Brief:
Repeat each record exactly. Any picture gets left out.

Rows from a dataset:
--------------------------------

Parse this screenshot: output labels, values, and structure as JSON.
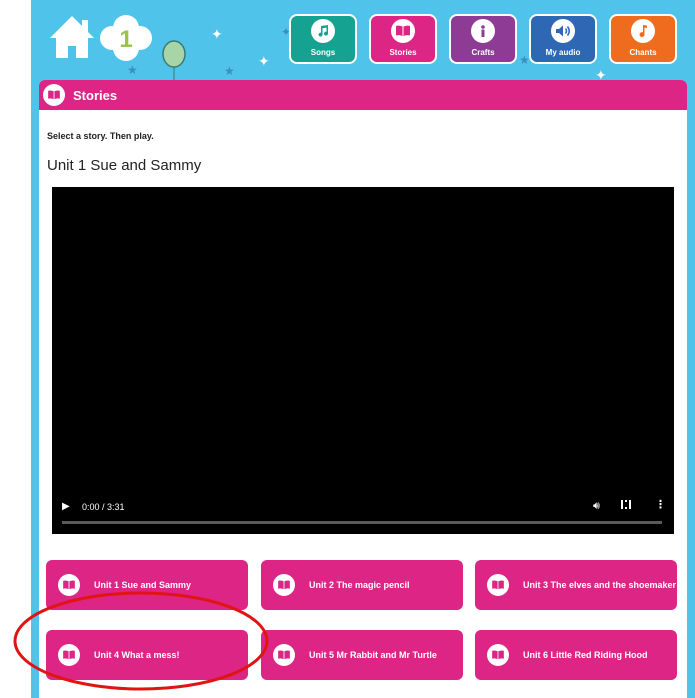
{
  "nav": {
    "home_icon": "home-icon",
    "level_badge": "1",
    "buttons": [
      {
        "label": "Songs",
        "icon": "music-note-icon",
        "color": "#16a291"
      },
      {
        "label": "Stories",
        "icon": "book-icon",
        "color": "#dc2584"
      },
      {
        "label": "Crafts",
        "icon": "info-icon",
        "color": "#8e3b96"
      },
      {
        "label": "My audio",
        "icon": "speaker-icon",
        "color": "#2e67b3"
      },
      {
        "label": "Chants",
        "icon": "music-note-icon",
        "color": "#ef6c1f"
      }
    ]
  },
  "panel": {
    "title": "Stories",
    "instruction": "Select a story. Then play.",
    "current_story": "Unit 1 Sue and Sammy"
  },
  "video": {
    "time": "0:00 / 3:31",
    "progress": 0
  },
  "stories": [
    {
      "label": "Unit 1 Sue and Sammy"
    },
    {
      "label": "Unit 2 The magic pencil"
    },
    {
      "label": "Unit 3 The elves and the shoemaker"
    },
    {
      "label": "Unit 4 What a mess!"
    },
    {
      "label": "Unit 5 Mr Rabbit and Mr Turtle"
    },
    {
      "label": "Unit 6 Little Red Riding Hood"
    }
  ],
  "colors": {
    "accent": "#dc2584",
    "background": "#4fc3ea",
    "annotation": "#e11414"
  }
}
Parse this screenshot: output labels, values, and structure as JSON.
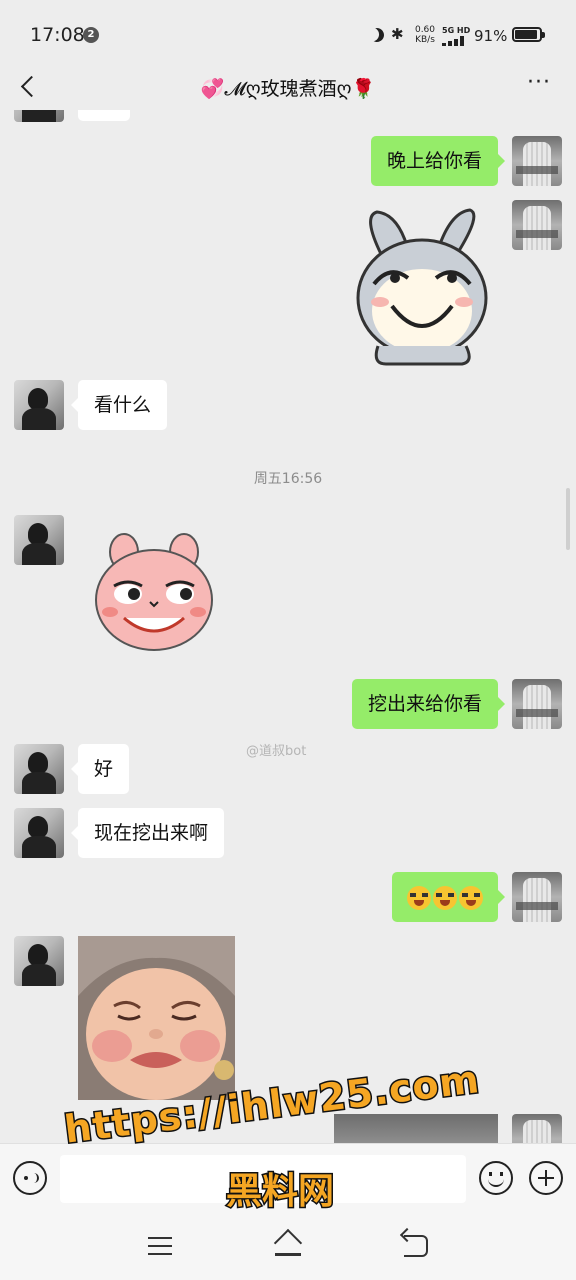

--------------------------------

Finished answer:
Parse this screenshot: output labels, values, and structure as JSON.
{
  "nav": {
    "home_icon": "home-icon",
    "level_badge": "1",
    "buttons": [
      {
        "label": "Songs",
        "icon": "music-note-icon",
        "color": "#16a291"
      },
      {
        "label": "Stories",
        "icon": "book-icon",
        "color": "#dc2584"
      },
      {
        "label": "Crafts",
        "icon": "info-icon",
        "color": "#8e3b96"
      },
      {
        "label": "My audio",
        "icon": "speaker-icon",
        "color": "#2e67b3"
      },
      {
        "label": "Chants",
        "icon": "music-note-icon",
        "color": "#ef6c1f"
      }
    ]
  },
  "panel": {
    "title": "Stories",
    "instruction": "Select a story. Then play.",
    "current_story": "Unit 1 Sue and Sammy"
  },
  "video": {
    "time": "0:00 / 3:31",
    "progress": 0
  },
  "stories": [
    {
      "label": "Unit 1 Sue and Sammy"
    },
    {
      "label": "Unit 2 The magic pencil"
    },
    {
      "label": "Unit 3 The elves and the shoemaker"
    },
    {
      "label": "Unit 4 What a mess!"
    },
    {
      "label": "Unit 5 Mr Rabbit and Mr Turtle"
    },
    {
      "label": "Unit 6 Little Red Riding Hood"
    }
  ],
  "colors": {
    "accent": "#dc2584",
    "background": "#4fc3ea",
    "annotation": "#e11414"
  }
}
Parse this screenshot: output labels, values, and structure as JSON.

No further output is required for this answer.